[Source data]
^^^^^^^^

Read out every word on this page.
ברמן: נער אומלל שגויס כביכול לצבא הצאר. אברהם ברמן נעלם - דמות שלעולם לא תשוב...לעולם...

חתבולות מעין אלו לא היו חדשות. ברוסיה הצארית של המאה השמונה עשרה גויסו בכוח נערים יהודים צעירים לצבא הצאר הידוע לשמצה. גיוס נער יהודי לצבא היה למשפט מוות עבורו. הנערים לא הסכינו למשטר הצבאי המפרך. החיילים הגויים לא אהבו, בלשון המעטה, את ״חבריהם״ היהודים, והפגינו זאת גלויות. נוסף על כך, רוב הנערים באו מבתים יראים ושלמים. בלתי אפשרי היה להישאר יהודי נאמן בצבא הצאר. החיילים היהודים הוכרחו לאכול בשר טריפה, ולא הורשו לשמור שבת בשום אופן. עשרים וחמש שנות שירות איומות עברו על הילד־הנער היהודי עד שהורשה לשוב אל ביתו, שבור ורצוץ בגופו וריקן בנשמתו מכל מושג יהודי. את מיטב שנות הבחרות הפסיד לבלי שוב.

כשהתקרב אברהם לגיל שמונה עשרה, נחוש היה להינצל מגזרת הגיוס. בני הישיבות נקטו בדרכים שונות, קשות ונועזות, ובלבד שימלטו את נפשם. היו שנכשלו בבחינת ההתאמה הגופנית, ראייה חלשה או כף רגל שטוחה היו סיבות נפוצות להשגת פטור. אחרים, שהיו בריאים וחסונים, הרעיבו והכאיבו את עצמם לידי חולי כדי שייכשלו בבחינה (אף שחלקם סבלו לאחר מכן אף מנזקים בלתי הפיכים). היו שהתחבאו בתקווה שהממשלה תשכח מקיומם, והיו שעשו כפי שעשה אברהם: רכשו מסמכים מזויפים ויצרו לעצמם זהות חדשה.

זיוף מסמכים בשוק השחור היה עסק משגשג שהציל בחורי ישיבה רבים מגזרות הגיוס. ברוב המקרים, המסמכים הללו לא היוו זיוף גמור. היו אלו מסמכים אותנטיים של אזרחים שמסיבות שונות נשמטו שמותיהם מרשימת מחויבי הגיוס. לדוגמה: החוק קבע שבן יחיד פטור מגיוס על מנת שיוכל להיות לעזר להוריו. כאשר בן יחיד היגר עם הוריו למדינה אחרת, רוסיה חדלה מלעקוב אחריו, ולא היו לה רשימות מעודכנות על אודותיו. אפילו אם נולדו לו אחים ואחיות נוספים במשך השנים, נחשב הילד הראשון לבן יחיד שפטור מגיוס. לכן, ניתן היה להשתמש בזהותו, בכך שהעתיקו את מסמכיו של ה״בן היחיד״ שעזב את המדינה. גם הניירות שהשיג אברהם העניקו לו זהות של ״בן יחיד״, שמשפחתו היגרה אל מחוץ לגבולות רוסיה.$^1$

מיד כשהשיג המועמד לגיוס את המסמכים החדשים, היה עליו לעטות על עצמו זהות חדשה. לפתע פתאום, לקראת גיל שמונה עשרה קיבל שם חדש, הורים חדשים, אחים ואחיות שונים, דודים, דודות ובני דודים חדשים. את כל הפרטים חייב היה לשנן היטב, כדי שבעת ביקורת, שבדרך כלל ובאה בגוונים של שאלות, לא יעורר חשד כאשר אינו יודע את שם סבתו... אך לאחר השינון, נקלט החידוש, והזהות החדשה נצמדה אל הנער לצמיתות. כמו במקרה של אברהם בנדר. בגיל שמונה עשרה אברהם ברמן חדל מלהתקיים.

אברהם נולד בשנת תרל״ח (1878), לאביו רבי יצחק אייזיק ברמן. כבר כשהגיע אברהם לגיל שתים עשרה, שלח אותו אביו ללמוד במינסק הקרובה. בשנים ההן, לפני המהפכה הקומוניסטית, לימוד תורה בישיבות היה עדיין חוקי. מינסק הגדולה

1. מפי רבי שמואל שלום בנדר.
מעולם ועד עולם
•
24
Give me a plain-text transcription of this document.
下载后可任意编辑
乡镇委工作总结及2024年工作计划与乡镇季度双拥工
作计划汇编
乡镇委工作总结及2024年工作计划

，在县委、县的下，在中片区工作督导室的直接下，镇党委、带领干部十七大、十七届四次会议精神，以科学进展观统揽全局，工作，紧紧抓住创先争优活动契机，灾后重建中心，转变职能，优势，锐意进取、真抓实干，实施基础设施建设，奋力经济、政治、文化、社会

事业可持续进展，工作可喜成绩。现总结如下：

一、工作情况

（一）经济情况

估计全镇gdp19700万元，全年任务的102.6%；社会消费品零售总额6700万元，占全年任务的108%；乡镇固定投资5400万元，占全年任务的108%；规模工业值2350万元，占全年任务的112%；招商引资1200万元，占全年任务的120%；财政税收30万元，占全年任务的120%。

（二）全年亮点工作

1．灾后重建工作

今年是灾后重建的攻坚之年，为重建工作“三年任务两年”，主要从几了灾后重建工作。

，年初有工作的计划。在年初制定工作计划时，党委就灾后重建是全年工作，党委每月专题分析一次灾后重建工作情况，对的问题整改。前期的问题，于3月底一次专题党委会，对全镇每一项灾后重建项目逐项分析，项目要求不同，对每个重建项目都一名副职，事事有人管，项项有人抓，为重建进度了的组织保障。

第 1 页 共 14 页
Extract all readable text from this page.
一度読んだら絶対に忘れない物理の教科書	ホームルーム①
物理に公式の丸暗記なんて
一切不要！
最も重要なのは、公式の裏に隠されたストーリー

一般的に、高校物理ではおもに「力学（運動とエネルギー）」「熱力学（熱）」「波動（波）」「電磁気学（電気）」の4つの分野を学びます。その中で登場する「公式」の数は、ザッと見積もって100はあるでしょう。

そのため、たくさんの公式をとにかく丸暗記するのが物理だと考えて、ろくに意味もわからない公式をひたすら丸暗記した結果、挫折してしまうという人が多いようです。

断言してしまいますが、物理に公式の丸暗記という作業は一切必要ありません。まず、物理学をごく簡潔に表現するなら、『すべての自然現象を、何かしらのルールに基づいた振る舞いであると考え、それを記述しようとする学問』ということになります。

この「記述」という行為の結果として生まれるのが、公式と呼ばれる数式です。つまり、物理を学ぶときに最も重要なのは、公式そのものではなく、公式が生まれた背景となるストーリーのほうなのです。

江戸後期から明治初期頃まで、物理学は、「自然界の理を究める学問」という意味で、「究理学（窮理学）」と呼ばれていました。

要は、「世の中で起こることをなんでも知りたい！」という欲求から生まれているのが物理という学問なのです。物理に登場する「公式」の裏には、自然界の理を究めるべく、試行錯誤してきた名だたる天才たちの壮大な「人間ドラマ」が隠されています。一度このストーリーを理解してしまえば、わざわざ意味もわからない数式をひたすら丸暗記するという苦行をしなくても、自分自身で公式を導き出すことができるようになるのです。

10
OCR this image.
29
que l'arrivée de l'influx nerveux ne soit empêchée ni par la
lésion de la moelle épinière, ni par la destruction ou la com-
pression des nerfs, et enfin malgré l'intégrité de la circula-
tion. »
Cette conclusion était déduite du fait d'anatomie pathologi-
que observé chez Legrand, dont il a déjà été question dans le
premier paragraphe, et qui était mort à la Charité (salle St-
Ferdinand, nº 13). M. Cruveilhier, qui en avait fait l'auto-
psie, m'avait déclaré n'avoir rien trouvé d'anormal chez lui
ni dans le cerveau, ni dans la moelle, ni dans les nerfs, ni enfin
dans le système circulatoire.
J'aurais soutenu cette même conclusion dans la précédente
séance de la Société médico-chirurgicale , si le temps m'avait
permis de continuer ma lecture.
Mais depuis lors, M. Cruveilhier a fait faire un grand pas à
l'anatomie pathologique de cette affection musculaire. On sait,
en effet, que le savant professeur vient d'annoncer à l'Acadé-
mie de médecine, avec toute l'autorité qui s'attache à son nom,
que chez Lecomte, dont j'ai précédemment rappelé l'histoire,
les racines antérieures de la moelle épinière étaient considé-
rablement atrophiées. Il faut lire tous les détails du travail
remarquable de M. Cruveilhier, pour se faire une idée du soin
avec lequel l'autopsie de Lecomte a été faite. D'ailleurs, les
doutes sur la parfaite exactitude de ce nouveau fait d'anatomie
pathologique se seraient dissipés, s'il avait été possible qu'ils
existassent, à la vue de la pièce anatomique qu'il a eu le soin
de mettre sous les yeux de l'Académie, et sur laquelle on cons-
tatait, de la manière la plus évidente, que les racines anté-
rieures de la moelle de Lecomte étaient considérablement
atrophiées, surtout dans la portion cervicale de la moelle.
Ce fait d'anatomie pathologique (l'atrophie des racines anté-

^^^^^^^^

Reproduce each line of the material containing the word "anatomie".

> [Exercise output]
Cette conclusion était déduite du fait d'anatomie pathologi-
l'anatomie pathologique de cette affection musculaire. On sait,
doutes sur la parfaite exactitude de ce nouveau fait d'anatomie
Ce fait d'anatomie pathologique (l'atrophie des racines anté-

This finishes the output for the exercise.